● **Instruction**
Your task is to gather the lines below that hold the string "with".

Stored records
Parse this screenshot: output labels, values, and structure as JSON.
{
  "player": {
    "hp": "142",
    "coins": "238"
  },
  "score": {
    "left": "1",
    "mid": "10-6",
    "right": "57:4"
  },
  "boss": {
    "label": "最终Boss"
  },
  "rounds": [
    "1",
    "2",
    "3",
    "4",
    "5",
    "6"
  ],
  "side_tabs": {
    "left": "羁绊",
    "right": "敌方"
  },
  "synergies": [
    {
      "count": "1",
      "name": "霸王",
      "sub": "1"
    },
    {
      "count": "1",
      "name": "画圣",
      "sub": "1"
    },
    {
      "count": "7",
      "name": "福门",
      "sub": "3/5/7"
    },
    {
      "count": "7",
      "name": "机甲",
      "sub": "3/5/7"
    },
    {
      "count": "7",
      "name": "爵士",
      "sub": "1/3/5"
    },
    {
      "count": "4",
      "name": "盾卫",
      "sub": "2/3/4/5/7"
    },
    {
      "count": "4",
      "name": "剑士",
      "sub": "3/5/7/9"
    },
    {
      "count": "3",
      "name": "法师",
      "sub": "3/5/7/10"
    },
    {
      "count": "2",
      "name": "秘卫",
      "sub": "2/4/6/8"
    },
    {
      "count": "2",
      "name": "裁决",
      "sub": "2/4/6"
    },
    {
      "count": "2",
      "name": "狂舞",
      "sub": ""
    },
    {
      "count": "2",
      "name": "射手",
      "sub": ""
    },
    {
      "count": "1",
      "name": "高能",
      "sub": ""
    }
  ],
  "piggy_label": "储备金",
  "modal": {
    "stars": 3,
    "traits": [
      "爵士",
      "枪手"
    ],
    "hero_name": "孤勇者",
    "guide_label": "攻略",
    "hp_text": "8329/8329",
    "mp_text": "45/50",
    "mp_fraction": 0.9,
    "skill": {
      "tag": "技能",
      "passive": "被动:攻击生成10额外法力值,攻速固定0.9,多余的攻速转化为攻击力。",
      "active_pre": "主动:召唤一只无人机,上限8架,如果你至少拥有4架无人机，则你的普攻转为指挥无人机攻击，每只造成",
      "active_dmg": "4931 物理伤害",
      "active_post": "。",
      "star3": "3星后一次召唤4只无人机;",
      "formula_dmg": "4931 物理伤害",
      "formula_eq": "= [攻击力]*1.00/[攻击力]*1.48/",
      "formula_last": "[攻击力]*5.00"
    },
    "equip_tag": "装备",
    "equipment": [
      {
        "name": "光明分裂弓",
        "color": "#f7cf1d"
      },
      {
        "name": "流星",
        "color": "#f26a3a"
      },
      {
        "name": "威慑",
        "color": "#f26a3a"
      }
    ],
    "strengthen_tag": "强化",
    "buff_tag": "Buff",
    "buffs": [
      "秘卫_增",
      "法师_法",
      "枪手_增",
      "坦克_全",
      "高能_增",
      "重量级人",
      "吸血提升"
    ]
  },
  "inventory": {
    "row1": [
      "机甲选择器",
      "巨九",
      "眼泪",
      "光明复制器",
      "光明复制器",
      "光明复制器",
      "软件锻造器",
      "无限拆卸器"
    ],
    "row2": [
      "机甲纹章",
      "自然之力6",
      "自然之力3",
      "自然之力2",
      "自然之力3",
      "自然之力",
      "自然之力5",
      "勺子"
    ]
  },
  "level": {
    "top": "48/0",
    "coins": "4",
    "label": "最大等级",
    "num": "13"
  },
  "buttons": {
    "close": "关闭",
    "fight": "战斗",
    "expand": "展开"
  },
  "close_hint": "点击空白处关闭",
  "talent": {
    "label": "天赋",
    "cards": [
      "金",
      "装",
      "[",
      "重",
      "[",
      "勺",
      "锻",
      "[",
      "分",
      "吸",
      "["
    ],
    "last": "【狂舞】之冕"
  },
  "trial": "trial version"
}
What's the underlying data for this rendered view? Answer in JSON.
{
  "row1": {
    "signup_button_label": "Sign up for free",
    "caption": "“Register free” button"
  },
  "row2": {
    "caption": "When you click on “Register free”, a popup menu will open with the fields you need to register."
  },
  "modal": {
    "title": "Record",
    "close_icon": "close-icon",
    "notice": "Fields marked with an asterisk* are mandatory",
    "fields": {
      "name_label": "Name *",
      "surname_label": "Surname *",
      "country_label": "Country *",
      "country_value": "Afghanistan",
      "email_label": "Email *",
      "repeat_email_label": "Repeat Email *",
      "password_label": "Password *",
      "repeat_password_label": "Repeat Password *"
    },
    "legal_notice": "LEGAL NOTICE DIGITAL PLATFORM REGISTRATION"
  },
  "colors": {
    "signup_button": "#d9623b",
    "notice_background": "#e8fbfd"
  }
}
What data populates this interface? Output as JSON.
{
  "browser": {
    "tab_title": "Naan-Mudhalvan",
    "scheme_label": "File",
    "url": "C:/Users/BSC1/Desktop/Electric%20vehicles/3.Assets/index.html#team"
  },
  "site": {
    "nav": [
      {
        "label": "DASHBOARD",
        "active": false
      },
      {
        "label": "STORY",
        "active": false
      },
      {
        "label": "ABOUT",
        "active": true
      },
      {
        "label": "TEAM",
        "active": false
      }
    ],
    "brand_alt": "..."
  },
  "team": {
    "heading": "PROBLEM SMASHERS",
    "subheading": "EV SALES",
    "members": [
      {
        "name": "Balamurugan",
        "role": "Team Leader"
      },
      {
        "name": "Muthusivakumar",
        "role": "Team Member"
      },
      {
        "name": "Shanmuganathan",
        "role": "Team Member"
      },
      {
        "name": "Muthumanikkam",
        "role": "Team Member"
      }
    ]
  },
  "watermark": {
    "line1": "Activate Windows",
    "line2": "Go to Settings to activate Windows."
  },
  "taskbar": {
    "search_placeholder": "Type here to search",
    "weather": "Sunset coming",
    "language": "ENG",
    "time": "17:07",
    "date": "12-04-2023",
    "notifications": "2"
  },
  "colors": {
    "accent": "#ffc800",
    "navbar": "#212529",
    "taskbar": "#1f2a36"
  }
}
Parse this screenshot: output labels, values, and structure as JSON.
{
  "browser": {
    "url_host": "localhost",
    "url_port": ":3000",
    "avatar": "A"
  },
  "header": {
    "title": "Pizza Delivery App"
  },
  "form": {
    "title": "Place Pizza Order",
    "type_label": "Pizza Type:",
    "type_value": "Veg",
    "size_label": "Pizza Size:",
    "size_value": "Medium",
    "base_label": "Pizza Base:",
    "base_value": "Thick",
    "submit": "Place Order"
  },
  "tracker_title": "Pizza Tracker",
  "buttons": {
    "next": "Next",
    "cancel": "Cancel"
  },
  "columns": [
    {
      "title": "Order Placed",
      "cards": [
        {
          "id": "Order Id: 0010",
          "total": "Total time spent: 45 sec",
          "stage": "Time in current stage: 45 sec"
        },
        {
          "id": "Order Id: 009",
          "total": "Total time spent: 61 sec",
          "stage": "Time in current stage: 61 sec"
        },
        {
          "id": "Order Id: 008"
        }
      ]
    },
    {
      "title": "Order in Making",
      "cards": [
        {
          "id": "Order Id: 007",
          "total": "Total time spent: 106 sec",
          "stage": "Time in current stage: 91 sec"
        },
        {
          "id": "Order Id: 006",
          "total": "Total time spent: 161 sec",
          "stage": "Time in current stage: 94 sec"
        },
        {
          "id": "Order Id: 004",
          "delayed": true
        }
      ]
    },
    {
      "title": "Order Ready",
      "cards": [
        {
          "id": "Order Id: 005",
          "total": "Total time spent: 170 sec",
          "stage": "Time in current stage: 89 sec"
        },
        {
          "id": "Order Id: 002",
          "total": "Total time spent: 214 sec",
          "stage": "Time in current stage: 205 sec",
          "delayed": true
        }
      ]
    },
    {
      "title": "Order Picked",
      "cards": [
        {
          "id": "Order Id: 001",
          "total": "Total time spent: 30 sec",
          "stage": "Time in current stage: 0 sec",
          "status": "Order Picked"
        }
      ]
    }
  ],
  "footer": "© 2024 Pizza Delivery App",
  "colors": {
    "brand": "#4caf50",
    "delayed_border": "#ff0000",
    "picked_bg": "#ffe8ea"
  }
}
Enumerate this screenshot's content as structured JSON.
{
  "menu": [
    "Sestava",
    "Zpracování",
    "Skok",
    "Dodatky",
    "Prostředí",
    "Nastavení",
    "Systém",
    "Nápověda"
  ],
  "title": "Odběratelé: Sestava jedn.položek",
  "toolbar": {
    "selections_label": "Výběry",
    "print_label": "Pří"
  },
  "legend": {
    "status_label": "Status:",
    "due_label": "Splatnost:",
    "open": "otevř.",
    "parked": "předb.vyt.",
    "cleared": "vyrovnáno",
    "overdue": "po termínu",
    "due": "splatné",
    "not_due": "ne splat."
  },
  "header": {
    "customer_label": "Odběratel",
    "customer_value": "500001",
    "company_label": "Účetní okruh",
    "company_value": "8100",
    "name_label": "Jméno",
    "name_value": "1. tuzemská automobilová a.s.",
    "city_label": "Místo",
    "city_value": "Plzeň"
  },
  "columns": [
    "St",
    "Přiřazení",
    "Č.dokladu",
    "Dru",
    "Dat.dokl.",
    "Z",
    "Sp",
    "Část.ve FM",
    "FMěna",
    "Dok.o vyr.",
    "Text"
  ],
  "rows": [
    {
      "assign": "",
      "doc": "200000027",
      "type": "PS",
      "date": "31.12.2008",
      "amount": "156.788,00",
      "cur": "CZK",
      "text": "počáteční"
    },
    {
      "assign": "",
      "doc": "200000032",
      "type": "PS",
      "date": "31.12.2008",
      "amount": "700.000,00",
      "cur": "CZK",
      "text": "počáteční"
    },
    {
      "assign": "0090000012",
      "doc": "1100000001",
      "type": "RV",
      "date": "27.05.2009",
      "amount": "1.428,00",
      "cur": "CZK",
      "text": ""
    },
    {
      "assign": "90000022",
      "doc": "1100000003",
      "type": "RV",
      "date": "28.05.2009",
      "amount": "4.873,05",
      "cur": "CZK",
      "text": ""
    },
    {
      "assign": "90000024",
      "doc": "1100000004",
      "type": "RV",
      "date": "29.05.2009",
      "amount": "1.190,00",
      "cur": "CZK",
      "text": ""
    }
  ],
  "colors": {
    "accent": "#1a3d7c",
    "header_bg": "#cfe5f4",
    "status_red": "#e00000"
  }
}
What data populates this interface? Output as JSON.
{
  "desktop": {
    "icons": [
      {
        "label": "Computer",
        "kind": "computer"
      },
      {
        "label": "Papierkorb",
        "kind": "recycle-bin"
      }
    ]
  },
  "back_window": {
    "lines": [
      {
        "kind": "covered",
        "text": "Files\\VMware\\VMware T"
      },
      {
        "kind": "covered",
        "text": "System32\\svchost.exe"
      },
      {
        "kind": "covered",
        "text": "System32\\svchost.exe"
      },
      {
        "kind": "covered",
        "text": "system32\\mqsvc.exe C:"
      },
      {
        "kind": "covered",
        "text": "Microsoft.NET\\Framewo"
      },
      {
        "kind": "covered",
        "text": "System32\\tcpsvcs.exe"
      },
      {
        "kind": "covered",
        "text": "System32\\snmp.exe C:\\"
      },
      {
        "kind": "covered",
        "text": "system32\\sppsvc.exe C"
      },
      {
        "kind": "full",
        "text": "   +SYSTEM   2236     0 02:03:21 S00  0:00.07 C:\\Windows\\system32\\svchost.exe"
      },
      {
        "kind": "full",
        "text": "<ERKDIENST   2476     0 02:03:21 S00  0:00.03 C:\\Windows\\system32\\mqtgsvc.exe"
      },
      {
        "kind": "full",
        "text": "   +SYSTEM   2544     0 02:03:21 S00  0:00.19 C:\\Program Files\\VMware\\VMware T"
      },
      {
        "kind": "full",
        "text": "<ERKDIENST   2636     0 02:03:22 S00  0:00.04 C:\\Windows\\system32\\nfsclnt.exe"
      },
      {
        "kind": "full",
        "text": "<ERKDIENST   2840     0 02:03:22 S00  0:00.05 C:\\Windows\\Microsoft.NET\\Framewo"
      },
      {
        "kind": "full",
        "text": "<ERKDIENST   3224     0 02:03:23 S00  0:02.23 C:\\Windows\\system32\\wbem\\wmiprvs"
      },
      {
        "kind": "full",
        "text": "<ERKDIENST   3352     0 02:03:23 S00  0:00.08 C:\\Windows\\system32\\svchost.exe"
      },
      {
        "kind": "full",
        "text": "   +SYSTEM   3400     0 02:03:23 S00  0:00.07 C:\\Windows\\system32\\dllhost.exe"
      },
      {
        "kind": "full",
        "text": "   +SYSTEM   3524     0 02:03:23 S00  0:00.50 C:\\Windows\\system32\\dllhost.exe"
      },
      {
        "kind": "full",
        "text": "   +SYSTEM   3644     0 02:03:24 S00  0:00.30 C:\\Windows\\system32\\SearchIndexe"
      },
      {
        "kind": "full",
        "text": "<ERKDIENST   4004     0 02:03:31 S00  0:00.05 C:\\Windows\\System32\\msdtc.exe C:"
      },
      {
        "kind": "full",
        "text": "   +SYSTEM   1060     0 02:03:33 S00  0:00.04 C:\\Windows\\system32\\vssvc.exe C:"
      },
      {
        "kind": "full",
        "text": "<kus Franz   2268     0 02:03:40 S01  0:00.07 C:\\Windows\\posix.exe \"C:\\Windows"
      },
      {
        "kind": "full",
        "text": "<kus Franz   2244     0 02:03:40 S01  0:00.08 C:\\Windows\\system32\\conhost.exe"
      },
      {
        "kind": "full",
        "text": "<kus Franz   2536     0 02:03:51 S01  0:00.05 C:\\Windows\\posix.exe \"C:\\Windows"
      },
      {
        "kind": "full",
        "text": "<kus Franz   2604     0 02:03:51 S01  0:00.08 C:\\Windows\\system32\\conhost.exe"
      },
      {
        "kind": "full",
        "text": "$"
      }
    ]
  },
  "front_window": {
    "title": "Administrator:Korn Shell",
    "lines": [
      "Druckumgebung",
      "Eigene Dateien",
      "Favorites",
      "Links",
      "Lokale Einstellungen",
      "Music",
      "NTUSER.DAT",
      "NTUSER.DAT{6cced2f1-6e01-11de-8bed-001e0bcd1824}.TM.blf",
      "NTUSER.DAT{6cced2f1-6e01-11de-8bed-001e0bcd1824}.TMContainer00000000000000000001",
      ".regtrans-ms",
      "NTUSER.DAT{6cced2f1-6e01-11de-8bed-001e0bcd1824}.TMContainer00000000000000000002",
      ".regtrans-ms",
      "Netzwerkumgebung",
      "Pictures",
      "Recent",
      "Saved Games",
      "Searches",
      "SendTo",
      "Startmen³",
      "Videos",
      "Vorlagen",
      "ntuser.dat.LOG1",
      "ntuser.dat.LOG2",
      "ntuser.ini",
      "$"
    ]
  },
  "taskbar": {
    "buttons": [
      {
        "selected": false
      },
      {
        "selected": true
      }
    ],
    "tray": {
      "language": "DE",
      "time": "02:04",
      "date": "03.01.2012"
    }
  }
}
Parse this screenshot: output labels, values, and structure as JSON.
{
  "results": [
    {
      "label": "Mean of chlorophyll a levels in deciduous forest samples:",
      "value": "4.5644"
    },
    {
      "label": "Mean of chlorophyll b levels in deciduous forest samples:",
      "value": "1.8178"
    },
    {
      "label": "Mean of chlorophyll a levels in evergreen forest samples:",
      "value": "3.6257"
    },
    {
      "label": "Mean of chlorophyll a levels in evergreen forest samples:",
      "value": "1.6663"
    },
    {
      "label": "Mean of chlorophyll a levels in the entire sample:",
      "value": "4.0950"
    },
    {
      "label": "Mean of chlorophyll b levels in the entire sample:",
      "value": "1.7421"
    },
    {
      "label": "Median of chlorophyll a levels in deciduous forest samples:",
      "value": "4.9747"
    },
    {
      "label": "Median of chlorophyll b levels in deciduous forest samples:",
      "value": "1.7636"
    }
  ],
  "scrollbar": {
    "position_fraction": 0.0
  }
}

● **Reply to the exercise**
    "caption": "When you click on “Register free”, a popup menu will open with the fields you need to register."
    "notice": "Fields marked with an asterisk* are mandatory",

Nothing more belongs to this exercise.